→ What is needed:
Retype every entry in its entirety, without alteration.

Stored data
================================

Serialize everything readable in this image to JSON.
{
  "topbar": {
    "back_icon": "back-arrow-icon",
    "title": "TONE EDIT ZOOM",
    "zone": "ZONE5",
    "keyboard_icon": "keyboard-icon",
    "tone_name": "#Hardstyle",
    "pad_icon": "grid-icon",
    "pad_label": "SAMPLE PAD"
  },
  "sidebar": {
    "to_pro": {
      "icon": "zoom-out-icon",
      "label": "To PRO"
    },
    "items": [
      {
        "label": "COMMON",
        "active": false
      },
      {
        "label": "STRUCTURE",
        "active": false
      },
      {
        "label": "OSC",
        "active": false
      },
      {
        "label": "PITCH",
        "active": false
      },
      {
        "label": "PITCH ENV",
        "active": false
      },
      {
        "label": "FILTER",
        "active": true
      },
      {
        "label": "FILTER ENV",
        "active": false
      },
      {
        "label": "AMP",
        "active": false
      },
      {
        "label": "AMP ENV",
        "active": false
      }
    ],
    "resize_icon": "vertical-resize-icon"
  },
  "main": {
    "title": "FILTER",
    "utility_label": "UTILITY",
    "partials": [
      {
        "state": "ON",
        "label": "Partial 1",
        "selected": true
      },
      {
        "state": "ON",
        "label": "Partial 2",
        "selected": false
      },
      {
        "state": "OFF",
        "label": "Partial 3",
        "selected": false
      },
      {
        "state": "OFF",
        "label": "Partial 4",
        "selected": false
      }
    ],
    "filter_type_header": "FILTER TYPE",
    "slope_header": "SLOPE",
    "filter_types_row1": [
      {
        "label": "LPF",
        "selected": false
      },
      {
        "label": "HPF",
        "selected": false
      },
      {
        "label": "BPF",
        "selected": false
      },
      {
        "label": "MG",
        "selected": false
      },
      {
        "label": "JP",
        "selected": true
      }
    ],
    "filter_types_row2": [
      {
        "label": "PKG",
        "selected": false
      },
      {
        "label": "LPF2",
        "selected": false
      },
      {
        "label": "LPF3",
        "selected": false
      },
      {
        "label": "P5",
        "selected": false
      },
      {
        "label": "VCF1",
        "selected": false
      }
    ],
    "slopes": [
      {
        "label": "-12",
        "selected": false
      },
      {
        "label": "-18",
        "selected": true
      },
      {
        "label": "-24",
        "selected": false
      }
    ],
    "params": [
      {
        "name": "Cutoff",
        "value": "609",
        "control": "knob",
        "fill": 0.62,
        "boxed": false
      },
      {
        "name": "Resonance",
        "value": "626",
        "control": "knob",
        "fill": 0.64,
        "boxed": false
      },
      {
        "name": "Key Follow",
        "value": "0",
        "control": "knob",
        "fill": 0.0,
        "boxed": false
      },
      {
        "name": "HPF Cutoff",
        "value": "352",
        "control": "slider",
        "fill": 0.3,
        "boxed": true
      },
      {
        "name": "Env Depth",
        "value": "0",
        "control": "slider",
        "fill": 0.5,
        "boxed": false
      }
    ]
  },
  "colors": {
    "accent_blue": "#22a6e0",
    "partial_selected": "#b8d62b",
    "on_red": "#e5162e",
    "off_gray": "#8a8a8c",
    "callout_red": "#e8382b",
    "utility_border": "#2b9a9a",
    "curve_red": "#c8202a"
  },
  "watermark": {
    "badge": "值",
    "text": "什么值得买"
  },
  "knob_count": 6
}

================================

→ Result of this exercise:
Serialize everything readable in this image to JSON.
{
  "topbar": {
    "back_icon": "back-arrow-icon",
    "title": "TONE EDIT ZOOM",
    "zone": "ZONE5",
    "keyboard_icon": "keyboard-icon",
    "tone_name": "#Hardstyle",
    "pad_icon": "grid-icon",
    "pad_label": "SAMPLE PAD"
  },
  "sidebar": {
    "to_pro": {
      "icon": "zoom-out-icon",
      "label": "To PRO"
    },
    "items": [
      {
        "label": "COMMON",
        "active": false
      },
      {
        "label": "STRUCTURE",
        "active": false
      },
      {
        "label": "OSC",
        "active": false
      },
      {
        "label": "PITCH",
        "active": false
      },
      {
        "label": "PITCH ENV",
        "active": false
      },
      {
        "label": "FILTER",
        "active": true
      },
      {
        "label": "FILTER ENV",
        "active": false
      },
      {
        "label": "AMP",
        "active": false
      },
      {
        "label": "AMP ENV",
        "active": false
      }
    ],
    "resize_icon": "vertical-resize-icon"
  },
  "main": {
    "title": "FILTER",
    "utility_label": "UTILITY",
    "partials": [
      {
        "state": "ON",
        "label": "Partial 1",
        "selected": true
      },
      {
        "state": "ON",
        "label": "Partial 2",
        "selected": false
      },
      {
        "state": "OFF",
        "label": "Partial 3",
        "selected": false
      },
      {
        "state": "OFF",
        "label": "Partial 4",
        "selected": false
      }
    ],
    "filter_type_header": "FILTER TYPE",
    "slope_header": "SLOPE",
    "filter_types_row1": [
      {
        "label": "LPF",
        "selected": false
      },
      {
        "label": "HPF",
        "selected": false
      },
      {
        "label": "BPF",
        "selected": false
      },
      {
        "label": "MG",
        "selected": false
      },
      {
        "label": "JP",
        "selected": true
      }
    ],
    "filter_types_row2": [
      {
        "label": "PKG",
        "selected": false
      },
      {
        "label": "LPF2",
        "selected": false
      },
      {
        "label": "LPF3",
        "selected": false
      },
      {
        "label": "P5",
        "selected": false
      },
      {
        "label": "VCF1",
        "selected": false
      }
    ],
    "slopes": [
      {
        "label": "-12",
        "selected": false
      },
      {
        "label": "-18",
        "selected": true
      },
      {
        "label": "-24",
        "selected": false
      }
    ],
    "params": [
      {
        "name": "Cutoff",
        "value": "609",
        "control": "knob",
        "fill": 0.62,
        "boxed": false
      },
      {
        "name": "Resonance",
        "value": "626",
        "control": "knob",
        "fill": 0.64,
        "boxed": false
      },
      {
        "name": "Key Follow",
        "value": "0",
        "control": "knob",
        "fill": 0.0,
        "boxed": false
      },
      {
        "name": "HPF Cutoff",
        "value": "352",
        "control": "slider",
        "fill": 0.3,
        "boxed": true
      },
      {
        "name": "Env Depth",
        "value": "0",
        "control": "slider",
        "fill": 0.5,
        "boxed": false
      }
    ]
  },
  "colors": {
    "accent_blue": "#22a6e0",
    "partial_selected": "#b8d62b",
    "on_red": "#e5162e",
    "off_gray": "#8a8a8c",
    "callout_red": "#e8382b",
    "utility_border": "#2b9a9a",
    "curve_red": "#c8202a"
  },
  "watermark": {
    "badge": "值",
    "text": "什么值得买"
  },
  "knob_count": 6
}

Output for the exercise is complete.